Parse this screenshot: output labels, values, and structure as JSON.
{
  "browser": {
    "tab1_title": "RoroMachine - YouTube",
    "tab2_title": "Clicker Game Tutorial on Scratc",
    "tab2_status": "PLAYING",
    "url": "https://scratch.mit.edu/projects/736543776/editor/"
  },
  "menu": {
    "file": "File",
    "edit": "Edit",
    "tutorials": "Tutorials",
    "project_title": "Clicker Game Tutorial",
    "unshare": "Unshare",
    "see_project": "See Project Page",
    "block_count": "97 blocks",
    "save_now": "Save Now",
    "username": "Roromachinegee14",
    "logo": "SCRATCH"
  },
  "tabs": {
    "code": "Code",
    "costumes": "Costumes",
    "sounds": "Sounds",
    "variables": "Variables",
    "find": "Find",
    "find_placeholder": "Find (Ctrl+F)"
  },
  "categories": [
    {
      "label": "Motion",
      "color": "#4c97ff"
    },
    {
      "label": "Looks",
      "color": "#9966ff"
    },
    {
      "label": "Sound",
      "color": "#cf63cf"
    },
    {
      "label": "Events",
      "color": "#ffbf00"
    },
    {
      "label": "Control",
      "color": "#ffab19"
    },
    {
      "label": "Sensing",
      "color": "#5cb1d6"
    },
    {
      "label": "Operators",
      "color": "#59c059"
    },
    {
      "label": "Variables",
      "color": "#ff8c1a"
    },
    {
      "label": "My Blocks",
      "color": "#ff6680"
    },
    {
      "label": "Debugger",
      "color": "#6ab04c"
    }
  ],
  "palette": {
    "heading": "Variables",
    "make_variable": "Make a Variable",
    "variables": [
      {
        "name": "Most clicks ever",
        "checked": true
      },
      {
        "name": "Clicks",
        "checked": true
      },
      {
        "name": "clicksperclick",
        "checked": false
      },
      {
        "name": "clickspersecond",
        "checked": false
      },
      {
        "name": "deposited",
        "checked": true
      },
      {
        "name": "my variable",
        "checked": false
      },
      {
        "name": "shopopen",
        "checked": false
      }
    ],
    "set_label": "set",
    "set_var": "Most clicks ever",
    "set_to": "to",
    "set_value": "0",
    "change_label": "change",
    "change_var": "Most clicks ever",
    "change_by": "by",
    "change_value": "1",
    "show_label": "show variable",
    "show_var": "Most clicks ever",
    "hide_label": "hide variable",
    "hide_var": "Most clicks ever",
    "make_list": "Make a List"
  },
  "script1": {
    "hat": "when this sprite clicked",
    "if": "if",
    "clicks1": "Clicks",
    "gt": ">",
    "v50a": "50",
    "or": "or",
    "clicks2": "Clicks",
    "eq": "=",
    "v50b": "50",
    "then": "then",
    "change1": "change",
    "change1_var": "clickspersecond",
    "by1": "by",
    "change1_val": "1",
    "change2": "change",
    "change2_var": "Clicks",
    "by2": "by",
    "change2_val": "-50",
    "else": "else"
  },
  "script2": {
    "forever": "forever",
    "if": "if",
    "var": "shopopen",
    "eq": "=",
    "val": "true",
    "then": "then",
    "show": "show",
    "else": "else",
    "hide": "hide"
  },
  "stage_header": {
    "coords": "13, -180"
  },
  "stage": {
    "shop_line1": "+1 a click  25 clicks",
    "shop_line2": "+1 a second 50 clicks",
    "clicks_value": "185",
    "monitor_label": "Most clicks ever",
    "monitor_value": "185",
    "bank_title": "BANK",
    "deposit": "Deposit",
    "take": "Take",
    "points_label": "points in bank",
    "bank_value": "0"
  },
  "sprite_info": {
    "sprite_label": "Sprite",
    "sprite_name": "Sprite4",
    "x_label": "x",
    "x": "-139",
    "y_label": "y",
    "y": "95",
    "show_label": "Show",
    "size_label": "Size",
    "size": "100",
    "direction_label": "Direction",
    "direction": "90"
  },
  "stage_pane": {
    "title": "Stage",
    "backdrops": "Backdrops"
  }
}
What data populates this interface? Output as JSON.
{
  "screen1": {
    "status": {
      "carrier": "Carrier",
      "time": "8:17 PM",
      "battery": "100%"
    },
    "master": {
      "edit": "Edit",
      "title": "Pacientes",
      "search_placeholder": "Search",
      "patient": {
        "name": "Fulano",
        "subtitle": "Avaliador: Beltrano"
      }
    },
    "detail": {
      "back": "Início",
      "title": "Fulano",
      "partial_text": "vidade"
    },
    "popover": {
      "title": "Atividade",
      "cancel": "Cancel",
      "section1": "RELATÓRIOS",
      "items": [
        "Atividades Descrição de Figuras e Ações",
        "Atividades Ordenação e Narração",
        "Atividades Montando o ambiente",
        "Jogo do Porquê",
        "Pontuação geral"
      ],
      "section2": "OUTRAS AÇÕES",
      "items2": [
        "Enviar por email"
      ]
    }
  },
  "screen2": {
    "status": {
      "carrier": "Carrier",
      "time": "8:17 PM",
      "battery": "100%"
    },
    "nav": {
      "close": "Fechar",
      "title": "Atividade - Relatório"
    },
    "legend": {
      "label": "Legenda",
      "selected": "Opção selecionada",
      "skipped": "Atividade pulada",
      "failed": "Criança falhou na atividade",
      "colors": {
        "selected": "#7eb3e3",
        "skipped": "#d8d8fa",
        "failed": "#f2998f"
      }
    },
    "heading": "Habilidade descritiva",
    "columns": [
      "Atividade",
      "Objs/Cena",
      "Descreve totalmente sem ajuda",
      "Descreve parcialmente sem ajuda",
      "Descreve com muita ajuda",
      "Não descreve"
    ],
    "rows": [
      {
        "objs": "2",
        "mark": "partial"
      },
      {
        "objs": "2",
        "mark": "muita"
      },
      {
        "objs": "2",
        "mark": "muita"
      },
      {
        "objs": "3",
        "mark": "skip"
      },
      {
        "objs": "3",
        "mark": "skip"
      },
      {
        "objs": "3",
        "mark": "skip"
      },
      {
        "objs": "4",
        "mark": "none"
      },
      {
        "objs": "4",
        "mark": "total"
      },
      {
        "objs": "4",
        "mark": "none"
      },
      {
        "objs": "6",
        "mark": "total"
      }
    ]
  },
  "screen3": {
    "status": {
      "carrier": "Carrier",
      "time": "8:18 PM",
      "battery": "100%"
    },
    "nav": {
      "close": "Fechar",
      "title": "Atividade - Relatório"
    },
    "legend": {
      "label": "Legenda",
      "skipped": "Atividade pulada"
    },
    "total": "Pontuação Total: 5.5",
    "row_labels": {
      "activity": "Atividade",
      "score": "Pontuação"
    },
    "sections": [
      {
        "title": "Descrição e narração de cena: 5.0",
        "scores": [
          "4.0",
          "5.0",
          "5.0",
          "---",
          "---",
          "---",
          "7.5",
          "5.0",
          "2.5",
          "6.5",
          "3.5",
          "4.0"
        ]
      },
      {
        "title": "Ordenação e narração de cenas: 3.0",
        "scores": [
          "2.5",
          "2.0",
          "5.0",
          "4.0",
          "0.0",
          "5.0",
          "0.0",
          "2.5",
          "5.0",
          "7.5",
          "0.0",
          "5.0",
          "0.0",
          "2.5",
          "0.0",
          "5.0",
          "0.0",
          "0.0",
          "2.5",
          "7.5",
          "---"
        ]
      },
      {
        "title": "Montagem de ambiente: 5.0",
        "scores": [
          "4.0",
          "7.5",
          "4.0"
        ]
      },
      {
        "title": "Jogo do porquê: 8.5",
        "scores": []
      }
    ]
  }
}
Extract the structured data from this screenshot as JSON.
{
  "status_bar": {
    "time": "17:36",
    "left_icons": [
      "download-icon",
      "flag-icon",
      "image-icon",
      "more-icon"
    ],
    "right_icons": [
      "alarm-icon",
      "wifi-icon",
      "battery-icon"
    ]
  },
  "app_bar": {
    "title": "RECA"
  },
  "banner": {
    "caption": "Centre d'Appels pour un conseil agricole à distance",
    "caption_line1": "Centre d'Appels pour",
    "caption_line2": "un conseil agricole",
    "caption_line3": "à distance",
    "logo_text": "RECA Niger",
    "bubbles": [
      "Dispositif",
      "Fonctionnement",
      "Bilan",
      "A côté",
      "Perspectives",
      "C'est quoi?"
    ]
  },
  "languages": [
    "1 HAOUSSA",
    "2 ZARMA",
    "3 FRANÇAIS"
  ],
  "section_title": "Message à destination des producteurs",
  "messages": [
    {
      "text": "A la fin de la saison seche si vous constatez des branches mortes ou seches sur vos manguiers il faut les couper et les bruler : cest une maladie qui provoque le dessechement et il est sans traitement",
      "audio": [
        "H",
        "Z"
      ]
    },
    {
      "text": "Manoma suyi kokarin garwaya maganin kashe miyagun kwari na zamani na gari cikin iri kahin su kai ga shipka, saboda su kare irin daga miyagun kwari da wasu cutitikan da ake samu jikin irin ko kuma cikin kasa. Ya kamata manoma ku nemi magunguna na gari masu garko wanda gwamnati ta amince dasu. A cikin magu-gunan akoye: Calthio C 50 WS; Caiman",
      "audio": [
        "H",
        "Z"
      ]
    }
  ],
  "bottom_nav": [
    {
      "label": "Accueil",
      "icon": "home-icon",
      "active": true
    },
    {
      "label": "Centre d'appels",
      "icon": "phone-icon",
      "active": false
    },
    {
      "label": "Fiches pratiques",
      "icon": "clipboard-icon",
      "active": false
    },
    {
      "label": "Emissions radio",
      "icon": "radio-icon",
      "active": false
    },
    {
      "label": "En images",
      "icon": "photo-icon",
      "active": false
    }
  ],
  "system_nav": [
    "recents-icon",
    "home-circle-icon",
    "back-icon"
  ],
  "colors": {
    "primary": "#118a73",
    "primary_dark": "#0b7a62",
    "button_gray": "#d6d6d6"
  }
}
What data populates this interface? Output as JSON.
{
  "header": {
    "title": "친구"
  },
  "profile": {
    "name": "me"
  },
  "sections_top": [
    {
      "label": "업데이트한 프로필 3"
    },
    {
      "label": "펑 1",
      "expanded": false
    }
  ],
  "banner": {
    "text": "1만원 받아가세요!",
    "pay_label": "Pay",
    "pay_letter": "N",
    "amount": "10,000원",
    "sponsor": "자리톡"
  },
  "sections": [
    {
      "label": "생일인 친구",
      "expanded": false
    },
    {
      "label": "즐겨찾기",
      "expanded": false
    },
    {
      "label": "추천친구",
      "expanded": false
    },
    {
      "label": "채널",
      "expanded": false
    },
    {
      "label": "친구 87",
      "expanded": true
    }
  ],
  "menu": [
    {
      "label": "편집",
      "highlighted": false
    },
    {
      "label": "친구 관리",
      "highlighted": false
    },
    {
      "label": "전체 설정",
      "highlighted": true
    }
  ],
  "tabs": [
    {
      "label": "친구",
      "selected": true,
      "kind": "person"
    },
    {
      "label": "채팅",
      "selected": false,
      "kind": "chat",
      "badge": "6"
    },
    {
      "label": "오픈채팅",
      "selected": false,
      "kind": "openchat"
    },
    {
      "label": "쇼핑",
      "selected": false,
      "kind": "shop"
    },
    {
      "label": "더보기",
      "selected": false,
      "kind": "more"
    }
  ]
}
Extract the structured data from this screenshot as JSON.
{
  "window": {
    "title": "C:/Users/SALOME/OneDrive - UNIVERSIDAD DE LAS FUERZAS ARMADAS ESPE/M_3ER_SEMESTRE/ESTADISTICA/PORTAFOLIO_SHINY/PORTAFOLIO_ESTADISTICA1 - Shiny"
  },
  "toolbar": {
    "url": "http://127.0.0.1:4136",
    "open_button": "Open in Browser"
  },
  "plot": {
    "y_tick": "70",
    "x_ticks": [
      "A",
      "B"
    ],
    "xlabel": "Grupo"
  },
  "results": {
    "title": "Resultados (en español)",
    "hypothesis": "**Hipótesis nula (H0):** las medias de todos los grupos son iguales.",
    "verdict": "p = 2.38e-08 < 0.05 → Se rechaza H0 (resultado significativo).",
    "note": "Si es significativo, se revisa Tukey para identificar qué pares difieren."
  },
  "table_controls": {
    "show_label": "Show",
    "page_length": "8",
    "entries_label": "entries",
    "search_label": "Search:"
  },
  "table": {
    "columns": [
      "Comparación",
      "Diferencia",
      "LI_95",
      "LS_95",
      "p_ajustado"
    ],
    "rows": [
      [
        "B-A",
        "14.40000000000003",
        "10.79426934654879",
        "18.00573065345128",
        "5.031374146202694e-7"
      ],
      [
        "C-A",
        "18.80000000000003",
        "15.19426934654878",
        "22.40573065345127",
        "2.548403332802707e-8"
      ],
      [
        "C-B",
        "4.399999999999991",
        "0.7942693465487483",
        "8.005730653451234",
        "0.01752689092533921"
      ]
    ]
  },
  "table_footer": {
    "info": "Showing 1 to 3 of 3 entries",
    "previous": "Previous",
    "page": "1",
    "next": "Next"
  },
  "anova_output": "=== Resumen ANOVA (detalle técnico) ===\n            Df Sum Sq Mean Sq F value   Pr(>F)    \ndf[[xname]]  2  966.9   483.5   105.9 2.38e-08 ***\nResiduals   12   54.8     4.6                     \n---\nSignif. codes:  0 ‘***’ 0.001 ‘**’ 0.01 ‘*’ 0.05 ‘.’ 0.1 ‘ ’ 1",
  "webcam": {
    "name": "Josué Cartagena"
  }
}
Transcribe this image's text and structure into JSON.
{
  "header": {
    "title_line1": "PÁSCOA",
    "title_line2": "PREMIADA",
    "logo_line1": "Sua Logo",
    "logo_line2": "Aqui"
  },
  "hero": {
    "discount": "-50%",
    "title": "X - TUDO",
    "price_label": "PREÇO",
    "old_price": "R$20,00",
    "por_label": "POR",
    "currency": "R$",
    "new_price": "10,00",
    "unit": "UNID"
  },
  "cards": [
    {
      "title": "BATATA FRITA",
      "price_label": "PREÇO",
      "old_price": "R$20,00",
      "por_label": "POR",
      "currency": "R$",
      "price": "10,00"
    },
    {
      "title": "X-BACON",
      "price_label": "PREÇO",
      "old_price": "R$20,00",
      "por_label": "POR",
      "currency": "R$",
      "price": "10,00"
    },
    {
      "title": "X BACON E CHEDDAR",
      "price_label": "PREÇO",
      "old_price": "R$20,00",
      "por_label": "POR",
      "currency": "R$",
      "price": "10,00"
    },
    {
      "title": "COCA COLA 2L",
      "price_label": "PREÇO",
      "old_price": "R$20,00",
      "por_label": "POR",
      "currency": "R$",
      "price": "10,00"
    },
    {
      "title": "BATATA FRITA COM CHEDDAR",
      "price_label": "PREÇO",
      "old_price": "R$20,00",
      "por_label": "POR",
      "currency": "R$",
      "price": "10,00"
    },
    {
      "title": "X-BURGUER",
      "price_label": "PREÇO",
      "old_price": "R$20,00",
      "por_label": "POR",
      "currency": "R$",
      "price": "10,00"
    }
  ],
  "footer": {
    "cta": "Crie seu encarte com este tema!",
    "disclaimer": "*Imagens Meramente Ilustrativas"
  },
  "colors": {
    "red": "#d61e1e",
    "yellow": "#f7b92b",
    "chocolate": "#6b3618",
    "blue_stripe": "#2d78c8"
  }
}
********
- WORK TO COMPLETE -
Check each line above for "Find" and return the ones that have it.

- RESULT -
    "find": "Find",
    "find_placeholder": "Find (Ctrl+F)"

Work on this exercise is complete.